### Given request:
Repeat each record below exactly, dropping the pictures.

### Exercise material:
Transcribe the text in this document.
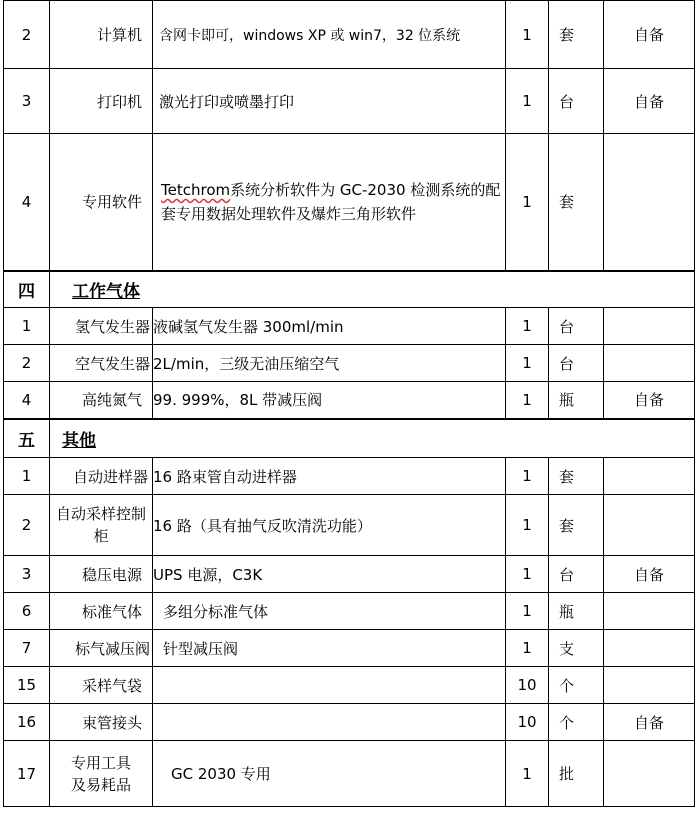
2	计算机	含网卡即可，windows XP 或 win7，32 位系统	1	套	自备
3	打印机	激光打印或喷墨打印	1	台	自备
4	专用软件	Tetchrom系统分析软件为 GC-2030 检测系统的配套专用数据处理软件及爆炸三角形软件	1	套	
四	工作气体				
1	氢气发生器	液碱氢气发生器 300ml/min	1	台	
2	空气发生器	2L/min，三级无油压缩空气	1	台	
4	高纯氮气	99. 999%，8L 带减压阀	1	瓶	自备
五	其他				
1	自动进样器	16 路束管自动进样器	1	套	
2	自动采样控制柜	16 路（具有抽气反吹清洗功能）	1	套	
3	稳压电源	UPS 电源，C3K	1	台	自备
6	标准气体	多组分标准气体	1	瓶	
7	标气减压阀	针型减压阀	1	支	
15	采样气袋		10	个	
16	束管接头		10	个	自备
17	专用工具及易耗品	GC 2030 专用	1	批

### Output of the task:
Transcribe the text in this document.
2	计算机	含网卡即可，windows XP 或 win7，32 位系统	1	套	自备
3	打印机	激光打印或喷墨打印	1	台	自备
4	专用软件	Tetchrom系统分析软件为 GC-2030 检测系统的配套专用数据处理软件及爆炸三角形软件	1	套	
四	工作气体				
1	氢气发生器	液碱氢气发生器 300ml/min	1	台	
2	空气发生器	2L/min，三级无油压缩空气	1	台	
4	高纯氮气	99. 999%，8L 带减压阀	1	瓶	自备
五	其他				
1	自动进样器	16 路束管自动进样器	1	套	
2	自动采样控制柜	16 路（具有抽气反吹清洗功能）	1	套	
3	稳压电源	UPS 电源，C3K	1	台	自备
6	标准气体	多组分标准气体	1	瓶	
7	标气减压阀	针型减压阀	1	支	
15	采样气袋		10	个	
16	束管接头		10	个	自备
17	专用工具及易耗品	GC 2030 专用	1	批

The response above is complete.